▶ **SHORT PROBLEM**: Count every line that holds the string "title", then give that number alone.

[Data items]
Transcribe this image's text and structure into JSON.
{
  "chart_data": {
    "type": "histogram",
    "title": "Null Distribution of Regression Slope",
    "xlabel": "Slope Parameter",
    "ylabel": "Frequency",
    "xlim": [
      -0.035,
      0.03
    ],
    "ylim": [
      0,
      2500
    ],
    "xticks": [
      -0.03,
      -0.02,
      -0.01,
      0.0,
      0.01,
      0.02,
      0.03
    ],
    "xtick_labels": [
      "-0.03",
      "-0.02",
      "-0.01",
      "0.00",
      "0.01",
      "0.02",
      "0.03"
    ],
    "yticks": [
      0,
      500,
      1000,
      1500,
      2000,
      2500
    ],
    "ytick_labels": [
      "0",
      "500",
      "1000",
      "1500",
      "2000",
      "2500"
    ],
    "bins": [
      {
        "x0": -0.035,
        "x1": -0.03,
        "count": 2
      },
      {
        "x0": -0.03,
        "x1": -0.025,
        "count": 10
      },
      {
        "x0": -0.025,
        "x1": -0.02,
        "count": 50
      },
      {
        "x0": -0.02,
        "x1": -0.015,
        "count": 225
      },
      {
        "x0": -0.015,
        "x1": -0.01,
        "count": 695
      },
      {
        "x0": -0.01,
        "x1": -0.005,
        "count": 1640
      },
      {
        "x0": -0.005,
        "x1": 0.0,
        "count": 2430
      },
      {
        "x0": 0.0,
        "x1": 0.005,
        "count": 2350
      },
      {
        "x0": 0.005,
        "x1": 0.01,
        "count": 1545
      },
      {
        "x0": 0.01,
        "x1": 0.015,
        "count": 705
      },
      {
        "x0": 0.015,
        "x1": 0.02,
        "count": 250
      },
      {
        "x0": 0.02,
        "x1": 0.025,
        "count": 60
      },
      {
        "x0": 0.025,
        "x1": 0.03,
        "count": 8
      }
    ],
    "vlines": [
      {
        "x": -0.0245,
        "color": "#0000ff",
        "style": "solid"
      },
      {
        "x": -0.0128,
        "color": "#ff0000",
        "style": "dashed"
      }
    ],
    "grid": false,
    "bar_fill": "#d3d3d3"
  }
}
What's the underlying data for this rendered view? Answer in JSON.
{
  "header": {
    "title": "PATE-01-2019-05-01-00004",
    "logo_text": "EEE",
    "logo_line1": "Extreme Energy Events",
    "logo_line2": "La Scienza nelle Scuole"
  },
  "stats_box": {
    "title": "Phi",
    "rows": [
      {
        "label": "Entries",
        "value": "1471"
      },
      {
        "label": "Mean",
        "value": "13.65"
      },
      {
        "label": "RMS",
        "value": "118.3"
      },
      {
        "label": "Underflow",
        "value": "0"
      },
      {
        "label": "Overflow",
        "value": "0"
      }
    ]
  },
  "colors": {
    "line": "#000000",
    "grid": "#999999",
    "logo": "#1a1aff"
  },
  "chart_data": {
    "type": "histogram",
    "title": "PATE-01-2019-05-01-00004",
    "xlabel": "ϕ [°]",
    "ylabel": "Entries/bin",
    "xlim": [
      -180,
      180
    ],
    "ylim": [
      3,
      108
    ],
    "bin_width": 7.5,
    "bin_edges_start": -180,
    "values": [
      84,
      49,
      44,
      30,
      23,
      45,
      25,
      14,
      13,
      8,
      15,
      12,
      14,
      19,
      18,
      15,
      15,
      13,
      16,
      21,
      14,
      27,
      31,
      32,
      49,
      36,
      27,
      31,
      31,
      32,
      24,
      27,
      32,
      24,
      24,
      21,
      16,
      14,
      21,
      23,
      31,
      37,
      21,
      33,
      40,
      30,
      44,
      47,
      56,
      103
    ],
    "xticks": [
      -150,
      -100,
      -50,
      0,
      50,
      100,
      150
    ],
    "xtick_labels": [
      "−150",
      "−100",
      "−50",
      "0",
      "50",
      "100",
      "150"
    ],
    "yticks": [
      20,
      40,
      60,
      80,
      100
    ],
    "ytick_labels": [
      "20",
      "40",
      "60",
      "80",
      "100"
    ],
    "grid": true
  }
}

▶ **RESPONSE TO THIS EXERCISE**: 4